● **Task requirements**
Return every record below exactly as written, but leave out the pictures.

● **Collected data**
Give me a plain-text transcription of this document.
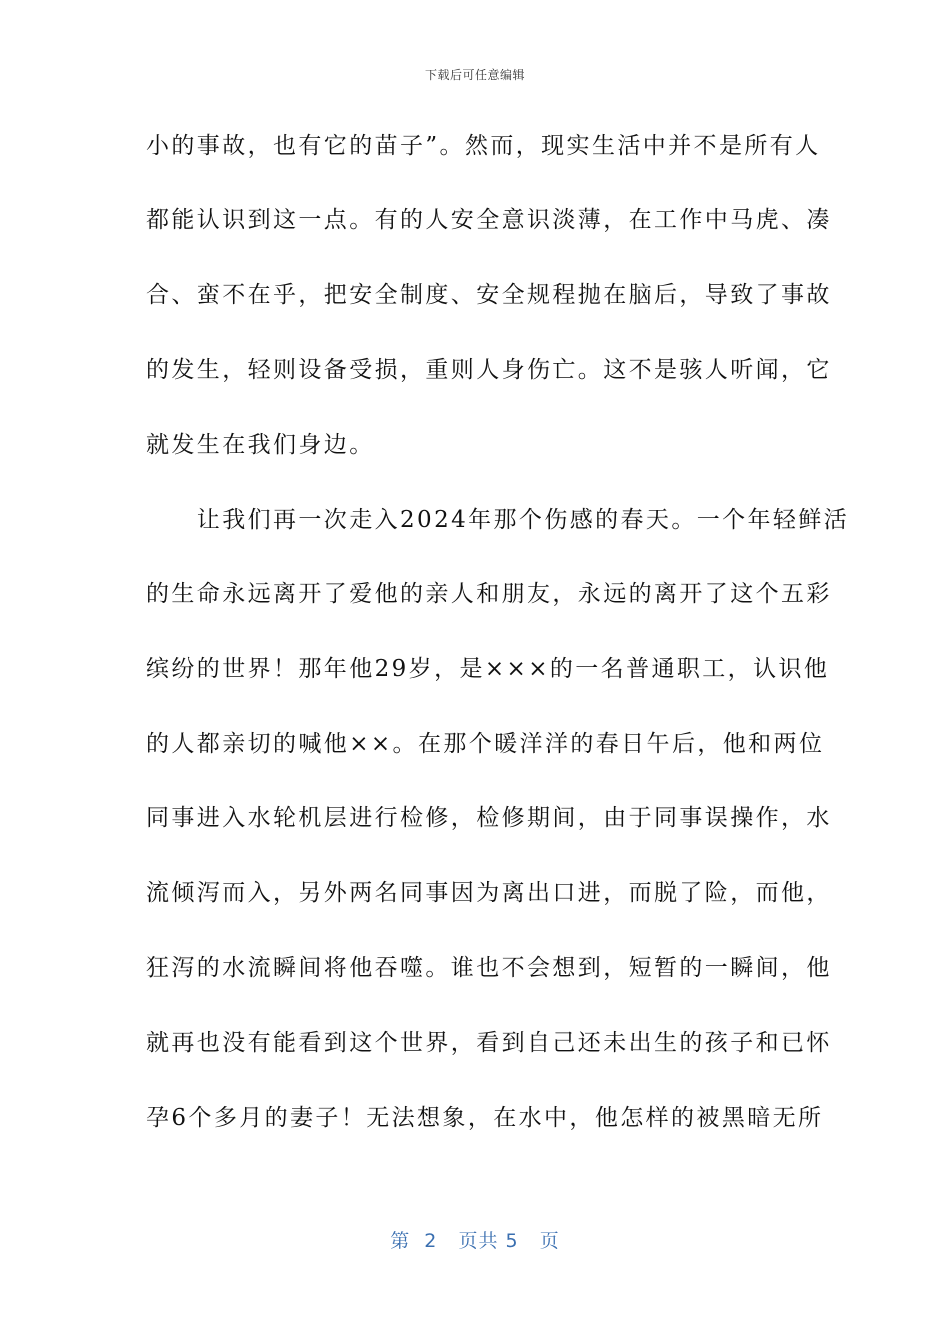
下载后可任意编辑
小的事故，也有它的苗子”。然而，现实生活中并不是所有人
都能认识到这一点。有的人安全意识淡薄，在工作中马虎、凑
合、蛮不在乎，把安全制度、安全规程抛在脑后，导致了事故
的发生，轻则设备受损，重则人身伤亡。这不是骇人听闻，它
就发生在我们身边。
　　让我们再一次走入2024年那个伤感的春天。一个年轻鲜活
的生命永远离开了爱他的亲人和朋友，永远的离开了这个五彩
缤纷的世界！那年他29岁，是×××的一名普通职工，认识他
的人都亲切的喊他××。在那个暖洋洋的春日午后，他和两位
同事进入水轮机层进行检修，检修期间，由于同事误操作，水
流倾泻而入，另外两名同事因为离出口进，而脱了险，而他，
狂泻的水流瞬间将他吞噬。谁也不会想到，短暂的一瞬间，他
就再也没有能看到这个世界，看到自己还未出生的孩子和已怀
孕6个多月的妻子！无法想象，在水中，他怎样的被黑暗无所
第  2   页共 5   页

● **Exercise answer**
Give me a plain-text transcription of this document.
下载后可任意编辑
小的事故，也有它的苗子”。然而，现实生活中并不是所有人
都能认识到这一点。有的人安全意识淡薄，在工作中马虎、凑
合、蛮不在乎，把安全制度、安全规程抛在脑后，导致了事故
的发生，轻则设备受损，重则人身伤亡。这不是骇人听闻，它
就发生在我们身边。
　　让我们再一次走入2024年那个伤感的春天。一个年轻鲜活
的生命永远离开了爱他的亲人和朋友，永远的离开了这个五彩
缤纷的世界！那年他29岁，是×××的一名普通职工，认识他
的人都亲切的喊他××。在那个暖洋洋的春日午后，他和两位
同事进入水轮机层进行检修，检修期间，由于同事误操作，水
流倾泻而入，另外两名同事因为离出口进，而脱了险，而他，
狂泻的水流瞬间将他吞噬。谁也不会想到，短暂的一瞬间，他
就再也没有能看到这个世界，看到自己还未出生的孩子和已怀
孕6个多月的妻子！无法想象，在水中，他怎样的被黑暗无所
第  2   页共 5   页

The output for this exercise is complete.